Excerpted passage:

I think year-over-year, it remains relatively flat. I think from our standpoint, we probably provide some level of engineering service for economics etc. So maybe 75%, 80% of our customers and it varies in that world from maybe we're providing a second set of eyes on work that they have done internally and would like us to review to at the other extreme we are providing the complete engineering package and the design from the ground up for them.

Thomas Curran -- B Riley, FBR -- Analyst

And then just in this ruthlessly [Indecipherable] environment of the past several months which of your technology offerings if any has conveyed the greatest competitive advantage when you're out there in actual hand to hand combat bid by bid which is consistently emerging as a real differentiator?

Ron Gusek -- President

Well, I think we probably take the approach that any technology that ultimately led to an improvement in efficiency for us on location is the one that -- are the ones that have played the biggest role and that's a bundle of technologies for sure. But I think those are the ones that continue to assist in Liberty proving our differentiation relative to our peers.

Data lines:
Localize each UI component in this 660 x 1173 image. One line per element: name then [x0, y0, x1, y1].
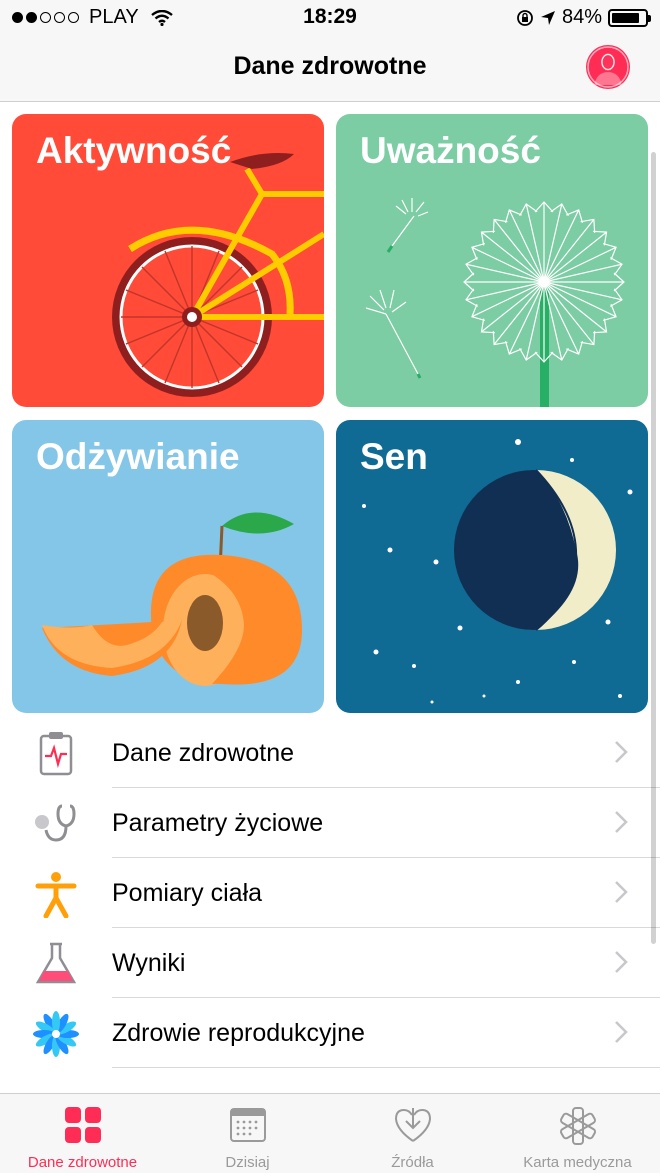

Required actions:
1 – In the call transcript, why does the president say efficiency-improving technologies played the biggest role? Answer in one to three sentences.
2 – Do these statements agree with the call transcript? Answer yes or no for each, and quote the text's deciding words.
(a) Some level of engineering service goes to roughly three-quarters or more of customers.
(b) Year over year, the level is described as growing sharply.
(c) The president names one single technology as the main differentiator.
The data has no connection to the call transcript.

Task-by-task answers:
1 – He says technologies that improved efficiency on location played the biggest role because they continue to help Liberty prove its differentiation relative to its peers.

2 –
(a) Yes: "So maybe 75%, 80% of our customers"
(b) No: "it remains relatively flat"
(c) No: "that's a bundle of technologies for sure"